#### [Compiti da svolgere]
(a) Nel brano sulla scuola, quali erano le notizie più importanti del 2 marzo?
(b) Riproduci il passaggio del brano sulla scuola compreso tra "Non c’è dunque" e "del nostro Paese.", estremi inclusi.
(c) Scrivi il seguito del brano sulla scuola, partendo dopo l'ultima frase riportata.

#### [Sezione del testo]
Non c’è dunque da parte nostra nessun intento polemico. Vogliamo solo far notare come una notizia così importante, che riguarda il futuro della scuola nel nostro paese, sia stata considerata dal più importante giornale del Nord come una notizia da usare, diciamo così, con comodo. È come se – volendo ragionare per eccesso – stamane il Corriere avesse aperto la sua prima pagina parlando della zona rossa di Bologna, dell’ok dell’Ema al vaccino AstraZeneca e della prima serata del Festival di Sanremo, che erano le notizie più importanti di quel 2 marzo. Insomma voglio solo dire che la scuola, e in particolare lo stato della scuola nel nostro Mezzogiorno, continua ad essere una notizia relegata a debita distanza nello spazio e nel tempo. E questa è una responsabilità enorme delle classi dirigenti del nostro Paese.

#### [Dati riportati]
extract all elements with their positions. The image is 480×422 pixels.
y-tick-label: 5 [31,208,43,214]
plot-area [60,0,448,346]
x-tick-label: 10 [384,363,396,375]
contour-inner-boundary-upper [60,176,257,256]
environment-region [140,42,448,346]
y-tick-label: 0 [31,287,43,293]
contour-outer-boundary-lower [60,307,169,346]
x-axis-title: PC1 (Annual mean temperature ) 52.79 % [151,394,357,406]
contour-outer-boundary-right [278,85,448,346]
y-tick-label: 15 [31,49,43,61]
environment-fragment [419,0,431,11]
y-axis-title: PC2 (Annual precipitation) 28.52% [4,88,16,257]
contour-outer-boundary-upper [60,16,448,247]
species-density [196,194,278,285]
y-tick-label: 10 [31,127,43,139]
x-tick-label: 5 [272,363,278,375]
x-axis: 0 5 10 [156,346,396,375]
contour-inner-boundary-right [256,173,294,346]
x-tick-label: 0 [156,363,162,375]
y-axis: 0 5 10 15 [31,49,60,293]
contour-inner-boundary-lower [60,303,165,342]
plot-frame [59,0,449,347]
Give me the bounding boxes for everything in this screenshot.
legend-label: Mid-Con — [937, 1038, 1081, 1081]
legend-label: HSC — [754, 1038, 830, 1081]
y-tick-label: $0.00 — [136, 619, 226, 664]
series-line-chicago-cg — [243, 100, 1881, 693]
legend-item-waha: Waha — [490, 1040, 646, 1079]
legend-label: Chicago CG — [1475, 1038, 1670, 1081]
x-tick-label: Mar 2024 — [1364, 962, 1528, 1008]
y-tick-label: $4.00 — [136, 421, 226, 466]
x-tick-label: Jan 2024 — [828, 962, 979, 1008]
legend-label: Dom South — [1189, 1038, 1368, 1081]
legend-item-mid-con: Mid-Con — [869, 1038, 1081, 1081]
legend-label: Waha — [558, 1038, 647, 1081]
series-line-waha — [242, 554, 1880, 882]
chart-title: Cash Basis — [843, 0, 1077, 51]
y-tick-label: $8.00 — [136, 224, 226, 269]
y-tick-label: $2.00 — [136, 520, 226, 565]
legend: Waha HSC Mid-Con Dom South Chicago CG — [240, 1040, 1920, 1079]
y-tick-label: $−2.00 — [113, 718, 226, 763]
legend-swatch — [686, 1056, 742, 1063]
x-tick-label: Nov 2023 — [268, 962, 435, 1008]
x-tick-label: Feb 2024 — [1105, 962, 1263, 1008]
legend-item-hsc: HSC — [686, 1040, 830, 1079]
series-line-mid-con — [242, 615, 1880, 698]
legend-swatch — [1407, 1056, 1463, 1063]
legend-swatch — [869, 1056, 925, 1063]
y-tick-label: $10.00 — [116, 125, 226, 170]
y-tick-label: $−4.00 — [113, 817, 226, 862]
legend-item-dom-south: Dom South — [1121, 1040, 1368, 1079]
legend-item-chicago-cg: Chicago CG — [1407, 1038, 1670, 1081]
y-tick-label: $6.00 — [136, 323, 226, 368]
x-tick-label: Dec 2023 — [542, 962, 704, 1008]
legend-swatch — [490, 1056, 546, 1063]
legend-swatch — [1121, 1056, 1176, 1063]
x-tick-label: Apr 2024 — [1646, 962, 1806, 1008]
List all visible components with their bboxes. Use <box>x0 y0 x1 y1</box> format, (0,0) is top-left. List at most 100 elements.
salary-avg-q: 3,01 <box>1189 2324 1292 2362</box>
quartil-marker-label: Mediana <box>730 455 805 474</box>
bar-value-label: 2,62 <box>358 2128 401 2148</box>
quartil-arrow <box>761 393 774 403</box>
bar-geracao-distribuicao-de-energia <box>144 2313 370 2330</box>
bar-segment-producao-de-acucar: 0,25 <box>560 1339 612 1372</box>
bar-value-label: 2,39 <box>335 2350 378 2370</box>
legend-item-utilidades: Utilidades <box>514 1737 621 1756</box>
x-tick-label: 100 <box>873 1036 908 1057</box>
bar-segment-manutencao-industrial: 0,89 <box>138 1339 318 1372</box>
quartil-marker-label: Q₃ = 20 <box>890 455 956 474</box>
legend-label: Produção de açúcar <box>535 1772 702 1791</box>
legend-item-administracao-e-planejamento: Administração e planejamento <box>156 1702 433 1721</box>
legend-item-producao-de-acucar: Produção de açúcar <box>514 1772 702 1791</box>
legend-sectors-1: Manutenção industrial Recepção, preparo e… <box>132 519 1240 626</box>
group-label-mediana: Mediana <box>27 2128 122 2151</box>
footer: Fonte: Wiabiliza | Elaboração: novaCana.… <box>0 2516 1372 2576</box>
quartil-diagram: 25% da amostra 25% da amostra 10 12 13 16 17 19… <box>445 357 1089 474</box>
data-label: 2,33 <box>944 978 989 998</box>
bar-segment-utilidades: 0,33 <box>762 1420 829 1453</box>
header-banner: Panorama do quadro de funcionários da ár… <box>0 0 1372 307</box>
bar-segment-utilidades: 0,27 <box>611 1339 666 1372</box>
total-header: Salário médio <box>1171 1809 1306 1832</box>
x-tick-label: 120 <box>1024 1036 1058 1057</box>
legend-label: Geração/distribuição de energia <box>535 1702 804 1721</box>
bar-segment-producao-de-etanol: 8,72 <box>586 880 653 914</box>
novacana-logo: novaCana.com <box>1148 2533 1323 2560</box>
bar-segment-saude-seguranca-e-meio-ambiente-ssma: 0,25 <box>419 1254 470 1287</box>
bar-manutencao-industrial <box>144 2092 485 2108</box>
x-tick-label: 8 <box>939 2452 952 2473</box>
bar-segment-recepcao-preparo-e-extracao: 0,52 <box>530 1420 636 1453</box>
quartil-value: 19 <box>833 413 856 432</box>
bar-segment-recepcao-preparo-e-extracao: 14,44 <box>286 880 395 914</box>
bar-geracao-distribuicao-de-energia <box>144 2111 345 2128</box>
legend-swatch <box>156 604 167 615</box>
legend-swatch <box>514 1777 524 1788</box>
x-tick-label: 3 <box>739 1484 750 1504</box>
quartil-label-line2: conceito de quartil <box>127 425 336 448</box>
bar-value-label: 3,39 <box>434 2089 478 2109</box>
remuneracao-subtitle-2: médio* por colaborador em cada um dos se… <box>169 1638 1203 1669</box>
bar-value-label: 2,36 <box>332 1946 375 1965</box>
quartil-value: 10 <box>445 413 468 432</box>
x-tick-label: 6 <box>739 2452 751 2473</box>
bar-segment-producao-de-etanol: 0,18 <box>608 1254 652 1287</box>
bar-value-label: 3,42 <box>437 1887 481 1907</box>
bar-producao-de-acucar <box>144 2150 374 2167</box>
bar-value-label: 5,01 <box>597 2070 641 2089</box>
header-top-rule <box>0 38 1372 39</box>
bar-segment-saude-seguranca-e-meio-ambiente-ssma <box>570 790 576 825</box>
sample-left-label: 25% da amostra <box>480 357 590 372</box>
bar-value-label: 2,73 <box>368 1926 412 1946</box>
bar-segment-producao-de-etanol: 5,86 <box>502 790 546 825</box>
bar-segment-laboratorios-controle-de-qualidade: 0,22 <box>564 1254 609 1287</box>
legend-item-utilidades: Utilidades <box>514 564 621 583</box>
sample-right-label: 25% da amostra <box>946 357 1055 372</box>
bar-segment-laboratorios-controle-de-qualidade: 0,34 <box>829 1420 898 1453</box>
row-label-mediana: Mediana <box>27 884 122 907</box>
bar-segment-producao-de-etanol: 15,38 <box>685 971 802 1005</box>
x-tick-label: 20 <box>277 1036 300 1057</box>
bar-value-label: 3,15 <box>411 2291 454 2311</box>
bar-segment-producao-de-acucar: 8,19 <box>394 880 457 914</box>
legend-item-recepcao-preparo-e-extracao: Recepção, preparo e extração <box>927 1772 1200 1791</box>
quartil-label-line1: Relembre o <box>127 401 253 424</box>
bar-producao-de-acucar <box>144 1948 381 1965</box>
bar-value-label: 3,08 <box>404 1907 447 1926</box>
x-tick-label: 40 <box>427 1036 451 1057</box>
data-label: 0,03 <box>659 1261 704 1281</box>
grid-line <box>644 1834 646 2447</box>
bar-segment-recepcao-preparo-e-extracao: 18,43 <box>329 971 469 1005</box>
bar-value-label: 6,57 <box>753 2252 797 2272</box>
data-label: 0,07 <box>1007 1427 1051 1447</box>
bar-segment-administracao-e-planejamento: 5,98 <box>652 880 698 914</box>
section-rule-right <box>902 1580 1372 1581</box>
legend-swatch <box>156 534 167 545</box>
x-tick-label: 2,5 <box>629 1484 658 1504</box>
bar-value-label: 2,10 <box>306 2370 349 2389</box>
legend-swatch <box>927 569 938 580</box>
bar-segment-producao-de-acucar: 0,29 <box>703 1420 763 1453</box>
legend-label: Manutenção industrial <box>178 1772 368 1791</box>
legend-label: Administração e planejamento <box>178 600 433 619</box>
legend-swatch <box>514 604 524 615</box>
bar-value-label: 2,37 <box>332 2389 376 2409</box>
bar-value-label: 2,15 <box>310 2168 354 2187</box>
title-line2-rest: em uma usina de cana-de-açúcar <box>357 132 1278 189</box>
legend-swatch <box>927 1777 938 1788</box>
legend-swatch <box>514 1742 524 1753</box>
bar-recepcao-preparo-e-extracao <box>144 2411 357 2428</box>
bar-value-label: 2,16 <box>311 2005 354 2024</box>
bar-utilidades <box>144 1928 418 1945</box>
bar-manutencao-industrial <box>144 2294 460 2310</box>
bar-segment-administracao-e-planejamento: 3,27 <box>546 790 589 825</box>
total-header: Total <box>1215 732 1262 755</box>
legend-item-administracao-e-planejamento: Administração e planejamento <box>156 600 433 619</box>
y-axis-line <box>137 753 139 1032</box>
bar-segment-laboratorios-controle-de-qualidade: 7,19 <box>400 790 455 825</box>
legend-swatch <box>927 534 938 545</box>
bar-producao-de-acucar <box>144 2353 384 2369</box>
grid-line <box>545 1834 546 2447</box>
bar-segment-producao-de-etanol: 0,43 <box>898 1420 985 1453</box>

#### [Risposte in ordine]
(a) La zona rossa di Bologna, l'ok dell'Ema al vaccino AstraZeneca e la prima serata del Festival di Sanremo.

(b)
Non c’è dunque da parte nostra nessun intento polemico. Vogliamo solo far notare come una notizia così importante, che riguarda il futuro della scuola nel nostro paese, sia stata considerata dal più importante giornale del Nord come una notizia da usare, diciamo così, con comodo. È come se – volendo ragionare per eccesso – stamane il Corriere avesse aperto la sua prima pagina parlando della zona rossa di Bologna, dell’ok dell’Ema al vaccino AstraZeneca e della prima serata del Festival di Sanremo, che erano le notizie più importanti di quel 2 marzo. Insomma voglio solo dire che la scuola, e in particolare lo stato della scuola nel nostro Mezzogiorno, continua ad essere una notizia relegata a debita distanza nello spazio e nel tempo. E questa è una responsabilità enorme delle classi dirigenti del nostro Paese.

(c)
Ad esempio l’altro ieri la cronaca napoletana della Repubblica riportava, in fondo ad una pagina interna, una notizia forse ancora più clamorosa di quella emersa dall’inchiesta di Save the Children. La procuratrice dei Minori di Napoli Maria De Luzenberger durante una audizione alla commissione Politiche sociali del consiglio regionale ha dichiarato che nel solo 2020 sono aumentate del 62% le segnalazioni di abbandono scolastico. Il numero in crescita esponenziale riguarda soprattutto i bambini della scuola primaria, mentre in genere la dispersione colpisce di norma i ragazzi più grandi. Il problema riguarda in particolare i piccoli comuni, quelli più poveri, della provincia di Napoli e di Caserta. La procuratrice ha poi concluso il suo intervento dicendo che “tutti i ragazzi che vediamo nelle nostre aule di tribunale hanno alle spalle l’abbandono scolastico. Il nostro intervento è repressivo mentre occorrerebbe un esercito di assistenti sociali”.

Mi sembra evidente che le due notizie sono l’una conseguenza dell’altra. Nell’anno terribile che abbiamo alle spalle si è aperta una voragine, in questo enorme buco stiamo perdendo un’intera generazione. Ancora una volta dobbiamo ricordare che la scuola nel Mezzogiorno ha svolto in passato un ruolo di supplenza, cercando di sopperire a tante altre carenze e deficienze, dalla difficoltà delle famiglie fino alle debolezze dei nostri comuni, a cominciare dall’assenza di quello che la procuratrice chiama “l’esercito di assistenti sociali”. Il venir meno di questo suo ruolo centrale può determinare il collasso, politico e sociale.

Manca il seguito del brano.